+++ PASSAGE FOR REVIEW

Hosts clarify tax treatment and give guidance

George and Rachel explain that paying off a mortgage with existing checking or savings funds does not create taxable income by itself[2:05:13]
They note any taxable event would relate to how the money entered the business (i.e., revenue) but not to the act of using it to pay the mortgage[2:05:25]
They acknowledge he might owe normal taxes on the business income but recommend not letting that stop him from paying off the house and enjoying the peace and freed-up cash flow[2:06:14]
Their advice is to pay off the mortgage now rather than delay solely for speculative tax reasons[2:06:32]

Lessons Learned

Actionable insights and wisdom you can apply to your business, career, and personal life.

1

Tools that feel mathematically clever-like credit card rewards-often create invisible behavioral costs, causing you to spend more and ultimately lose more than you gain.

Reflection Questions:

  • Where in my life am I justifying a financial tool because of its "perks" while ignoring how it changes my behavior?
  • How might my spending patterns change if I switched entirely to debit or cash for the next 90 days?
  • What specific experiment could I run this month to test whether I actually spend less without rewards or buy-now-pay-later options?
2

Short-term discomfort in a job you dislike can be strategically valuable if it funds a well-thought-out transition into work that better fits your skills and values.

Reflection Questions:

  • What is the minimum time I'm willing to stay in my current role if I knew it was directly funding my next, better step?
  • How could I reframe my current job as a temporary bridge to something more meaningful rather than a dead end?
  • What concrete milestones (savings target, training prerequisites, applications) can I set over the next 6-12 months to earn my way into a better role?
3

Entangling finances and living arrangements early in a relationship creates complex exits and blurred commitments; clear stages of commitment (dating, engagement, marriage, then cohabitation) reduce chaos and regret.

Reflection Questions:

  • In my current or future relationships, where am I tempted to combine housing or money before there is clear, mutual long-term commitment?
  • How would my choices about moving in, sharing accounts, or co-signing change if I treated them as decisions with real financial and emotional risk?
  • What boundaries around money and housing do I want to set for myself before I'm engaged or married?
4

High income only becomes a real advantage when lifestyle is kept in check and excess cash is deliberately focused on goals like debt freedom and savings, rather than quietly inflating spending.

++++++
+++ DATA EXTRACTS

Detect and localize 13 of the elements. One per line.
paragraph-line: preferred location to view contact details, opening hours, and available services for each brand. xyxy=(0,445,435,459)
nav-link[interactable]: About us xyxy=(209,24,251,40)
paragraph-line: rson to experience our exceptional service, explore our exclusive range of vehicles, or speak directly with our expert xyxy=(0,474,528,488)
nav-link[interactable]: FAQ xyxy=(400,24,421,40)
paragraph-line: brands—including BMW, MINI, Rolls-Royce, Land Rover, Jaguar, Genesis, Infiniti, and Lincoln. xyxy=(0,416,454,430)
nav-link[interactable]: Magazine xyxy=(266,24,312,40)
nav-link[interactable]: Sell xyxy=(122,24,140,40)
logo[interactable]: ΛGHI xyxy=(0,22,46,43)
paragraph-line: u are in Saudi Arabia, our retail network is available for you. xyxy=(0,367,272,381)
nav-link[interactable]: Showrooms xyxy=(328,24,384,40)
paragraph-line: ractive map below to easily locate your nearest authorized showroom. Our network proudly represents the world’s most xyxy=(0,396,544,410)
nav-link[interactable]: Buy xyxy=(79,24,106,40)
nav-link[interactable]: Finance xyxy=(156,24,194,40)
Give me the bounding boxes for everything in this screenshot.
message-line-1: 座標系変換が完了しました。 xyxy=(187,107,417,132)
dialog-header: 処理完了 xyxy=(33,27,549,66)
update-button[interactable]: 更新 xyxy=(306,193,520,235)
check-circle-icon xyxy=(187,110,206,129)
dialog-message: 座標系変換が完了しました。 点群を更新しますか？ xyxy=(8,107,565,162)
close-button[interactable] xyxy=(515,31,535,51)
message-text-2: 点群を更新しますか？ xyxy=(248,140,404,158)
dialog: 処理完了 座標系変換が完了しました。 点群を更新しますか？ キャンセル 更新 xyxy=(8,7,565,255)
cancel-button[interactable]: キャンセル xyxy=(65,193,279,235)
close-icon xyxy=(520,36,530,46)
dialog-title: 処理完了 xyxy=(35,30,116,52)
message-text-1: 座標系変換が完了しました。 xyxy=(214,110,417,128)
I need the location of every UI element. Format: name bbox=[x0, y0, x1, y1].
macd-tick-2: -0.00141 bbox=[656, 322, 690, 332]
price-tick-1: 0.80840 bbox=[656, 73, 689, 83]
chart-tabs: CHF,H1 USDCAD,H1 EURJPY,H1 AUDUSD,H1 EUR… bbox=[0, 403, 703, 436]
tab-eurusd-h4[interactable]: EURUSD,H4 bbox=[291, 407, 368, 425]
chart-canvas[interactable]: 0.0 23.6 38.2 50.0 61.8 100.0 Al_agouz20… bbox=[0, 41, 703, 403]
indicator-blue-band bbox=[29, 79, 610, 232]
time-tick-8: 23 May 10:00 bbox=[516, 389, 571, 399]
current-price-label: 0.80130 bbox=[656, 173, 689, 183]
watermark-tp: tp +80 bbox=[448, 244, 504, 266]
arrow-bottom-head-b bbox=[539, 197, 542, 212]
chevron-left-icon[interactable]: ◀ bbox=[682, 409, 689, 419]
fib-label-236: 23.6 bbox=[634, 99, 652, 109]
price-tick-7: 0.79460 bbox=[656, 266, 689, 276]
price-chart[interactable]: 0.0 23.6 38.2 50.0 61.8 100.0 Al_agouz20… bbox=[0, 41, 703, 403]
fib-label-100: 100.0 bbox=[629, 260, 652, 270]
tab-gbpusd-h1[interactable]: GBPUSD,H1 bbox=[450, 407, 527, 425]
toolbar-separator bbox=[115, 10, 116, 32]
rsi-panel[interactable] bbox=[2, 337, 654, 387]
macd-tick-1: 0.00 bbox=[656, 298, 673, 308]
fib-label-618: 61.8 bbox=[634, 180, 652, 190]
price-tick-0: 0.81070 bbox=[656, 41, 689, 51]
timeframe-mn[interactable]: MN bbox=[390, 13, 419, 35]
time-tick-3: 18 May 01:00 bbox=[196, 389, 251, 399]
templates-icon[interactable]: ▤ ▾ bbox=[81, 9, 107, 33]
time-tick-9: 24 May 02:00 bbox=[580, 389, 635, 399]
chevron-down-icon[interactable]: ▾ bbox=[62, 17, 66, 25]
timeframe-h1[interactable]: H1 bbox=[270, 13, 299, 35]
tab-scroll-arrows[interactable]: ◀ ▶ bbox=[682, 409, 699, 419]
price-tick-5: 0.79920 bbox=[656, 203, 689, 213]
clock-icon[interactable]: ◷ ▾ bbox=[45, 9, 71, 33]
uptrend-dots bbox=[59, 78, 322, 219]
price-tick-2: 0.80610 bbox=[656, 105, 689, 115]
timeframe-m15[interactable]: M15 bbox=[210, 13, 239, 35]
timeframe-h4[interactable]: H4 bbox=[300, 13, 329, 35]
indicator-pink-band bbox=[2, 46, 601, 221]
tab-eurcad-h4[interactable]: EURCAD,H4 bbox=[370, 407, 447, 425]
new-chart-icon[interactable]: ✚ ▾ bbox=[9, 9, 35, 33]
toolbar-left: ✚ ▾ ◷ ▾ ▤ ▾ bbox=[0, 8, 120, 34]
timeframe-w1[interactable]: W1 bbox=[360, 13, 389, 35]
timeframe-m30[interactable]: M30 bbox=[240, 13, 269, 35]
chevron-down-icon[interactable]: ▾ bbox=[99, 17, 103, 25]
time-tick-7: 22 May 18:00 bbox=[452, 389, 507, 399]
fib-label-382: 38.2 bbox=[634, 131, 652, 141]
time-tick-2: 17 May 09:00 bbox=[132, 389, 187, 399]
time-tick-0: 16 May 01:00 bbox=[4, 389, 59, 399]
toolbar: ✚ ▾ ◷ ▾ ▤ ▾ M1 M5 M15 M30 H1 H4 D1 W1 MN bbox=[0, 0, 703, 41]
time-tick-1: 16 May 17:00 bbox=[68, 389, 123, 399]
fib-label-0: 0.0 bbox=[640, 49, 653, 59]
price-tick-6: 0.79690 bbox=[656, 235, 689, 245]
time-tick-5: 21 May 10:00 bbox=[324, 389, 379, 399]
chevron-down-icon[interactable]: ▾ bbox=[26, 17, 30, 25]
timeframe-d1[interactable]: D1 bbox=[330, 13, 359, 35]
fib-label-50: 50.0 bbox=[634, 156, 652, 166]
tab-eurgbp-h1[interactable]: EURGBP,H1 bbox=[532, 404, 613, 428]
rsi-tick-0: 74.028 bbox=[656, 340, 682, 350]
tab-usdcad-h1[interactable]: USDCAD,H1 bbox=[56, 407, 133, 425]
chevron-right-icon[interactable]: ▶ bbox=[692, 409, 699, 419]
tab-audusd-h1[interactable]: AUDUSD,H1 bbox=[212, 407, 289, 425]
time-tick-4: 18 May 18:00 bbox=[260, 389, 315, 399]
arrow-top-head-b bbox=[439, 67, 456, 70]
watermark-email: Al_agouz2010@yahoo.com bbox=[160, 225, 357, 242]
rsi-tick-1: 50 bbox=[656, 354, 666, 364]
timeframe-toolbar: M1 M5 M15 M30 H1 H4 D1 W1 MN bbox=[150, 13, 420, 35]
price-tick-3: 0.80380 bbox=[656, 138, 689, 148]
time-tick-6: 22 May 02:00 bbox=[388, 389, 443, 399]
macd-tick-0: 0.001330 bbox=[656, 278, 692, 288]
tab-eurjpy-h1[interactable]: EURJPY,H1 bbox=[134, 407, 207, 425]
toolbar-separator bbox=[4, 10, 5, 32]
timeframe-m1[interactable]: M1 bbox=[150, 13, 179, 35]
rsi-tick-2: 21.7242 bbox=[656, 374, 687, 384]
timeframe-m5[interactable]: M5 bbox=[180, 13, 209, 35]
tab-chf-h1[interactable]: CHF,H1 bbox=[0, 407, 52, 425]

++++++

*WHAT THE EXERCISE ASKS:* Carry the text on money and life lessons forward from the point where it stops. The dataset records are unrelated to the text on money and life lessons and should be left aside.

*RESPONSE FOR THIS EXERCISE:*
Reflection Questions:

  • If my income grew by 20% this year, how much of that increase would I be willing to commit in advance to debt payoff or investing instead of lifestyle upgrades?
  • Where has my lifestyle already crept up in ways that don't meaningfully increase my happiness or progress?
  • What is one concrete way I could live as if I earned significantly less, and redirect the difference toward a big financial goal?
5

Major assets like homes and retirement accounts are levers with long-term consequences; raiding retirement or over-leveraging property to solve short-term problems often destroys future freedom.

Reflection Questions:

  • When I feel pressure to solve a financial crisis, do I instinctively look at long-term assets (like retirement) as an easy button, and what might that cost me over decades?
  • How could I restructure my current obligations-through selling, downsizing, or restructuring payments-instead of touching retirement savings?
  • What criteria can I set now to decide when selling an asset (like a house) is the wiser move than borrowing more or cashing out investments?
6

Location and lifestyle are choices as much as numbers; in very expensive places, you must either dramatically increase income, accept a constrained lifestyle, or be willing to relocate.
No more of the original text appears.